> [What to work on]: In the copy, keep every record exact and leave out all images.

> [Task material]:
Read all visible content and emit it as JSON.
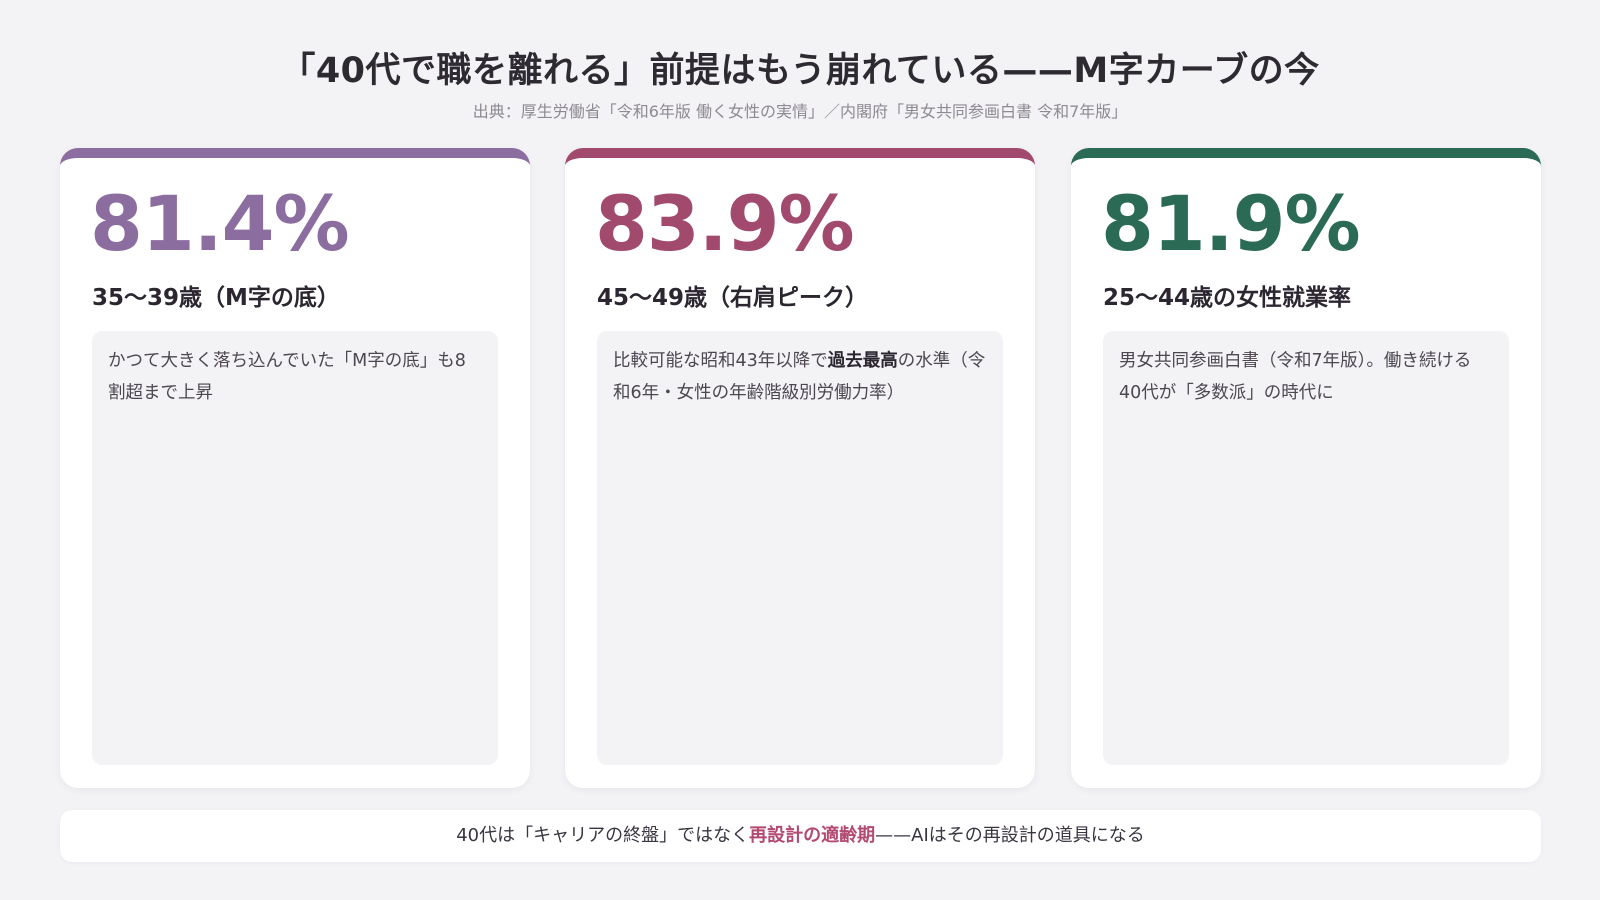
{
  "header": {
    "title": "「40代で職を離れる」前提はもう崩れている——M字カーブの今",
    "source": "出典：厚生労働省「令和6年版 働く女性の実情」／内閣府「男女共同参画白書 令和7年版」"
  },
  "cards": [
    {
      "accent": "#8c6d9f",
      "stat": "81.4%",
      "label": "35〜39歳（M字の底）",
      "desc_before": "かつて大きく落ち込んでいた「M字の底」も8割超まで上昇",
      "desc_bold": "",
      "desc_after": ""
    },
    {
      "accent": "#a24a6e",
      "stat": "83.9%",
      "label": "45〜49歳（右肩ピーク）",
      "desc_before": "比較可能な昭和43年以降で",
      "desc_bold": "過去最高",
      "desc_after": "の水準（令和6年・女性の年齢階級別労働力率）"
    },
    {
      "accent": "#2b6b55",
      "stat": "81.9%",
      "label": "25〜44歳の女性就業率",
      "desc_before": "男女共同参画白書（令和7年版）。働き続ける40代が「多数派」の時代に",
      "desc_bold": "",
      "desc_after": ""
    }
  ],
  "footer": {
    "before": "40代は「キャリアの終盤」ではなく",
    "highlight": "再設計の適齢期",
    "after": "——AIはその再設計の道具になる",
    "highlight_color": "#b24a72"
  }
}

> [Correct output]:
Read all visible content and emit it as JSON.
{
  "header": {
    "title": "「40代で職を離れる」前提はもう崩れている——M字カーブの今",
    "source": "出典：厚生労働省「令和6年版 働く女性の実情」／内閣府「男女共同参画白書 令和7年版」"
  },
  "cards": [
    {
      "accent": "#8c6d9f",
      "stat": "81.4%",
      "label": "35〜39歳（M字の底）",
      "desc_before": "かつて大きく落ち込んでいた「M字の底」も8割超まで上昇",
      "desc_bold": "",
      "desc_after": ""
    },
    {
      "accent": "#a24a6e",
      "stat": "83.9%",
      "label": "45〜49歳（右肩ピーク）",
      "desc_before": "比較可能な昭和43年以降で",
      "desc_bold": "過去最高",
      "desc_after": "の水準（令和6年・女性の年齢階級別労働力率）"
    },
    {
      "accent": "#2b6b55",
      "stat": "81.9%",
      "label": "25〜44歳の女性就業率",
      "desc_before": "男女共同参画白書（令和7年版）。働き続ける40代が「多数派」の時代に",
      "desc_bold": "",
      "desc_after": ""
    }
  ],
  "footer": {
    "before": "40代は「キャリアの終盤」ではなく",
    "highlight": "再設計の適齢期",
    "after": "——AIはその再設計の道具になる",
    "highlight_color": "#b24a72"
  }
}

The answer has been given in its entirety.